== Record excerpts ==
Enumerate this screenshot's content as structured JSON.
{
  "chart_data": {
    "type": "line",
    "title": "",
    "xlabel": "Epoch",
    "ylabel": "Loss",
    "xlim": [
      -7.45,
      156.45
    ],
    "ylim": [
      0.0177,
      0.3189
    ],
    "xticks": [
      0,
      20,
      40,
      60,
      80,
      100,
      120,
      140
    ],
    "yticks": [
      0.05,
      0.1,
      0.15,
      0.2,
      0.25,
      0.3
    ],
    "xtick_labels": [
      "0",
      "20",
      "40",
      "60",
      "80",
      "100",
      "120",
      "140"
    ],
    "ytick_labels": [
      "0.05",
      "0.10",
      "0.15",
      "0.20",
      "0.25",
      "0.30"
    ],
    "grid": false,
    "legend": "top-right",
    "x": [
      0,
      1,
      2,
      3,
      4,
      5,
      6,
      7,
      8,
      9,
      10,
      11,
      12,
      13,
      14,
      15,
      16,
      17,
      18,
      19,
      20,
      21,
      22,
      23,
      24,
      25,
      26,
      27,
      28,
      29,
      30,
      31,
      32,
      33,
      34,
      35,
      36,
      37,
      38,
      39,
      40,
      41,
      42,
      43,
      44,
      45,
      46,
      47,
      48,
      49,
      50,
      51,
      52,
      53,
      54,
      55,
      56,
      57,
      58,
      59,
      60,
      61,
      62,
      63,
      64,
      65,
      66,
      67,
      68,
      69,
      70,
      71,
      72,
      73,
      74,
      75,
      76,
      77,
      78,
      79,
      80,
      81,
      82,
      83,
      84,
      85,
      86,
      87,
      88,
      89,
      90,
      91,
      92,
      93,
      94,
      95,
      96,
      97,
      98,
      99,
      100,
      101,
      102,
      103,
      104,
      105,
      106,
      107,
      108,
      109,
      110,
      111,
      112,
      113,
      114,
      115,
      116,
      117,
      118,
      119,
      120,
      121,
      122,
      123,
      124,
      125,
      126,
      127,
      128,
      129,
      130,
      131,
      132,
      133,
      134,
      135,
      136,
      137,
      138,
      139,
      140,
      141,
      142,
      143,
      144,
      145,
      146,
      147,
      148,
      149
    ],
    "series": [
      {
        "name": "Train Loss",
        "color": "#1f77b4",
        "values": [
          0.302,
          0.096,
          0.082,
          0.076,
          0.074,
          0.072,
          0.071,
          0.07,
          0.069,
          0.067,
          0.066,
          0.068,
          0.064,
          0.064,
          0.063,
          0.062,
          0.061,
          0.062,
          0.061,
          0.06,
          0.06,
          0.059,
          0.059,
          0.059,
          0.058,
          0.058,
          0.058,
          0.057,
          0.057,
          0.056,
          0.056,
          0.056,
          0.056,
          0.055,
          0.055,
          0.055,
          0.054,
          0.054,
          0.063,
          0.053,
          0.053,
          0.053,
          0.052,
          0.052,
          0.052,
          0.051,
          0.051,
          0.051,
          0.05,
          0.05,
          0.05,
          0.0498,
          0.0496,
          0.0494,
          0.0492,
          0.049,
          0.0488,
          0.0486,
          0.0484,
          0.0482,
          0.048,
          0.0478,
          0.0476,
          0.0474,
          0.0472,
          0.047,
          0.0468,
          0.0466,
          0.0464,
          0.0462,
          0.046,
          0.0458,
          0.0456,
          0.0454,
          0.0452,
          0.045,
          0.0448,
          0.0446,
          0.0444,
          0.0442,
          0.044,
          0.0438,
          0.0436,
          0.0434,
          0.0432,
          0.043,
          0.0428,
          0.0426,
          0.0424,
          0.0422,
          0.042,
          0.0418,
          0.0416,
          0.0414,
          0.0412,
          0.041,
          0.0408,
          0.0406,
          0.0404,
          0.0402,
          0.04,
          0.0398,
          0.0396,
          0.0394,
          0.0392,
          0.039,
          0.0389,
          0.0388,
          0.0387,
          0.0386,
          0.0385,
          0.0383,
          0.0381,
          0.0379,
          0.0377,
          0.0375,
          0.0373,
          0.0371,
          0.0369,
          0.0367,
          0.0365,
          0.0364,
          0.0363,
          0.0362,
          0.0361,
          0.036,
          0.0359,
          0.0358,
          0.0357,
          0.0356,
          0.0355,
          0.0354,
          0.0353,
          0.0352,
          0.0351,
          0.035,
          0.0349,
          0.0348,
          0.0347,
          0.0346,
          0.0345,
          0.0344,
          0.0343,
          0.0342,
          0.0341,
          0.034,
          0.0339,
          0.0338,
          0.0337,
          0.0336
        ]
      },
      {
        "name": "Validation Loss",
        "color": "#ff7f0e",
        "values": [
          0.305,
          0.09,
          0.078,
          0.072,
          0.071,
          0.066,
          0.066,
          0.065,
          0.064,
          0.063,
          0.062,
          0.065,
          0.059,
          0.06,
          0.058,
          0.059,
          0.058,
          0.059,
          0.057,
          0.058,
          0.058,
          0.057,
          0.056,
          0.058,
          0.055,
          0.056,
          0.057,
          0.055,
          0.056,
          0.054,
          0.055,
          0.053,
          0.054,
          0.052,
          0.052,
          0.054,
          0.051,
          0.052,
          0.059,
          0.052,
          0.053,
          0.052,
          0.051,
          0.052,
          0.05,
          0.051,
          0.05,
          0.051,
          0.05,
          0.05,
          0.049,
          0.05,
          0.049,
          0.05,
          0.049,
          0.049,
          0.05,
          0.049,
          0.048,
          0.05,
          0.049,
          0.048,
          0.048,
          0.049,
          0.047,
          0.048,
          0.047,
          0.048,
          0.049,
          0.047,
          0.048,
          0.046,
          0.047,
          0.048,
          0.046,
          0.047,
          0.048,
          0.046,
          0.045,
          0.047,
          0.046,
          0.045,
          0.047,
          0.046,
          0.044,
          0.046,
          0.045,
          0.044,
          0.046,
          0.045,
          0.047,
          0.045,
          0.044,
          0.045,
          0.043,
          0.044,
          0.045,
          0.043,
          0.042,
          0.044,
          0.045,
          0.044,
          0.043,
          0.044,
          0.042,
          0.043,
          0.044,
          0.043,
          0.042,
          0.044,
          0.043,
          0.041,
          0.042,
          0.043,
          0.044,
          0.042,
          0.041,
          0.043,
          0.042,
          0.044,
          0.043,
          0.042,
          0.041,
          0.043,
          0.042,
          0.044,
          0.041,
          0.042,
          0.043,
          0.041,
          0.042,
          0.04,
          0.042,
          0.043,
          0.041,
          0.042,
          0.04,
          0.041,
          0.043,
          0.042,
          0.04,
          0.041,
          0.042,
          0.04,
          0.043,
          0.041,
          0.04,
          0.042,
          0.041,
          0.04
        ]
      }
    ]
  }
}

== Task to carry out ==
Identify the lines that contain the string "Loss", and copy every one of them.

== Answer to this exercise ==
    "ylabel": "Loss",
        "name": "Train Loss",
        "name": "Validation Loss",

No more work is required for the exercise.